Short problem:
Lay out every line of the entries below as a JSON list of strings, one string per line, leaving out blank lines and the picture lines.

Material:
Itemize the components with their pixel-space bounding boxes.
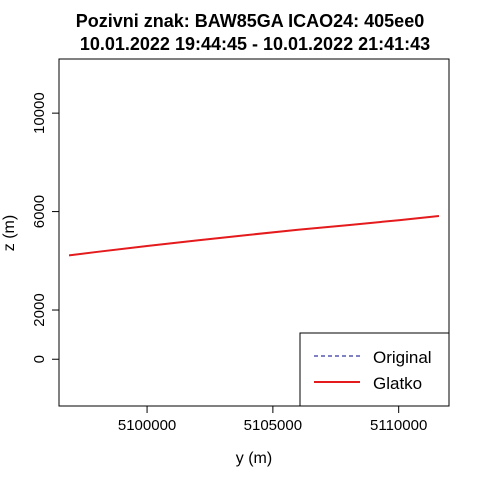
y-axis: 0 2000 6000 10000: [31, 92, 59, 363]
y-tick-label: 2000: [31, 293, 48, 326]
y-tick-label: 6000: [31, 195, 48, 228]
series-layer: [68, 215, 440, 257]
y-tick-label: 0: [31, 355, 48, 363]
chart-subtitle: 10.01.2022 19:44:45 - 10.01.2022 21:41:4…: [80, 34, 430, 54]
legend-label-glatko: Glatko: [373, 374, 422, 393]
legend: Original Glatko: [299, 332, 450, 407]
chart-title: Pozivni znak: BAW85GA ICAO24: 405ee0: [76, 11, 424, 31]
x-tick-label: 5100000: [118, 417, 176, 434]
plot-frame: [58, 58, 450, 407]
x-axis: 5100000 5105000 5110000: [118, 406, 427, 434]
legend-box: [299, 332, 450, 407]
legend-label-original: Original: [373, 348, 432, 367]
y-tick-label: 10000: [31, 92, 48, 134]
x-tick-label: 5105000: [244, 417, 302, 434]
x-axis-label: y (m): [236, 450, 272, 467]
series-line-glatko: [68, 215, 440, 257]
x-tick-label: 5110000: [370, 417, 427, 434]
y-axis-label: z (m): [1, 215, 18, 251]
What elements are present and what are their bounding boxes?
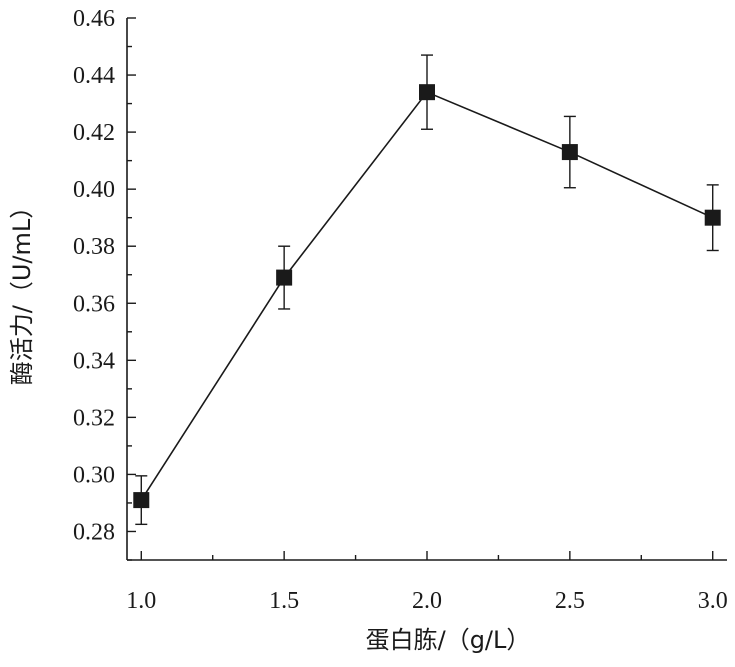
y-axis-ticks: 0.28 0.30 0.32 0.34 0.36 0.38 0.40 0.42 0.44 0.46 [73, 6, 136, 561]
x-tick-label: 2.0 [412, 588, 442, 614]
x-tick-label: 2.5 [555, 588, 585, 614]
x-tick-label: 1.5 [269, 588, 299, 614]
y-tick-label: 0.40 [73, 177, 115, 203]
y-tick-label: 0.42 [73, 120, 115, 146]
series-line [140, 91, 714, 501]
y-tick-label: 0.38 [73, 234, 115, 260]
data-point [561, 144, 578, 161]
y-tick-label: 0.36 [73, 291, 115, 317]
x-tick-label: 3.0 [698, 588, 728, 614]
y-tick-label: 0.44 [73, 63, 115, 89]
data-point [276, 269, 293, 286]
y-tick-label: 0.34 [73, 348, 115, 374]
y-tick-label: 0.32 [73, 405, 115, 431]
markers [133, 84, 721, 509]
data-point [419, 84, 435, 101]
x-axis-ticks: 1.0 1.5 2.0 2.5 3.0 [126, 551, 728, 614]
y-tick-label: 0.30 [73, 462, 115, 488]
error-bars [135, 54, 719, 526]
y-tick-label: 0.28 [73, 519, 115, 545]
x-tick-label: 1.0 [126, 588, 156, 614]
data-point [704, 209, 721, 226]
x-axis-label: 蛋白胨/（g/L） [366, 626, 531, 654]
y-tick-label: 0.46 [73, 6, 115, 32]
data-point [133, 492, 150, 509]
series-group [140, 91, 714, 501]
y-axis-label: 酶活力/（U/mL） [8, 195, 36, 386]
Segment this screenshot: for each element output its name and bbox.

Final result:
[
  "Itemize the components with their pixel-space bounding boxes.",
  "y-axis: 0 2000 6000 10000: [31, 92, 59, 363]",
  "y-tick-label: 2000: [31, 293, 48, 326]",
  "y-tick-label: 6000: [31, 195, 48, 228]",
  "series-layer: [68, 215, 440, 257]",
  "y-tick-label: 0: [31, 355, 48, 363]",
  "chart-subtitle: 10.01.2022 19:44:45 - 10.01.2022 21:41:4…: [80, 34, 430, 54]",
  "legend-label-glatko: Glatko: [373, 374, 422, 393]",
  "legend: Original Glatko: [299, 332, 450, 407]",
  "chart-title: Pozivni znak: BAW85GA ICAO24: 405ee0: [76, 11, 424, 31]",
  "x-tick-label: 5100000: [118, 417, 176, 434]",
  "plot-frame: [58, 58, 450, 407]",
  "x-axis: 5100000 5105000 5110000: [118, 406, 427, 434]",
  "legend-box: [299, 332, 450, 407]",
  "legend-label-original: Original: [373, 348, 432, 367]",
  "y-tick-label: 10000: [31, 92, 48, 134]",
  "x-tick-label: 5105000: [244, 417, 302, 434]",
  "x-axis-label: y (m): [236, 450, 272, 467]",
  "series-line-glatko: [68, 215, 440, 257]",
  "x-tick-label: 5110000: [370, 417, 427, 434]",
  "y-axis-label: z (m): [1, 215, 18, 251]",
  "What elements are present and what are their bounding boxes?",
  "y-axis-ticks: 0.28 0.30 0.32 0.34 0.36 0.38 0.40 0.42 0.44 0.46 [73, 6, 136, 561]",
  "x-tick-label: 2.0 [412, 588, 442, 614]",
  "x-tick-label: 2.5 [555, 588, 585, 614]",
  "x-tick-label: 1.5 [269, 588, 299, 614]",
  "y-tick-label: 0.40 [73, 177, 115, 203]",
  "y-tick-label: 0.42 [73, 120, 115, 146]",
  "series-line [140, 91, 714, 501]",
  "y-tick-label: 0.38 [73, 234, 115, 260]",
  "data-point [561, 144, 578, 161]",
  "y-tick-label: 0.36 [73, 291, 115, 317]",
  "x-tick-label: 3.0 [698, 588, 728, 614]",
  "y-tick-label: 0.44 [73, 63, 115, 89]",
  "data-point [276, 269, 293, 286]",
  "y-tick-label: 0.34 [73, 348, 115, 374]",
  "y-tick-label: 0.32 [73, 405, 115, 431]",
  "markers [133, 84, 721, 509]",
  "data-point [419, 84, 435, 101]",
  "x-axis-ticks: 1.0 1.5 2.0 2.5 3.0 [126, 551, 728, 614]",
  "y-tick-label: 0.30 [73, 462, 115, 488]",
  "error-bars [135, 54, 719, 526]",
  "y-tick-label: 0.28 [73, 519, 115, 545]",
  "x-tick-label: 1.0 [126, 588, 156, 614]",
  "data-point [704, 209, 721, 226]",
  "x-axis-label: 蛋白胨/（g/L） [366, 626, 531, 654]",
  "y-tick-label: 0.46 [73, 6, 115, 32]",
  "data-point [133, 492, 150, 509]",
  "series-group [140, 91, 714, 501]",
  "y-axis-label: 酶活力/（U/mL） [8, 195, 36, 386]",
  "Segment this screenshot: for each element output its name and bbox."
]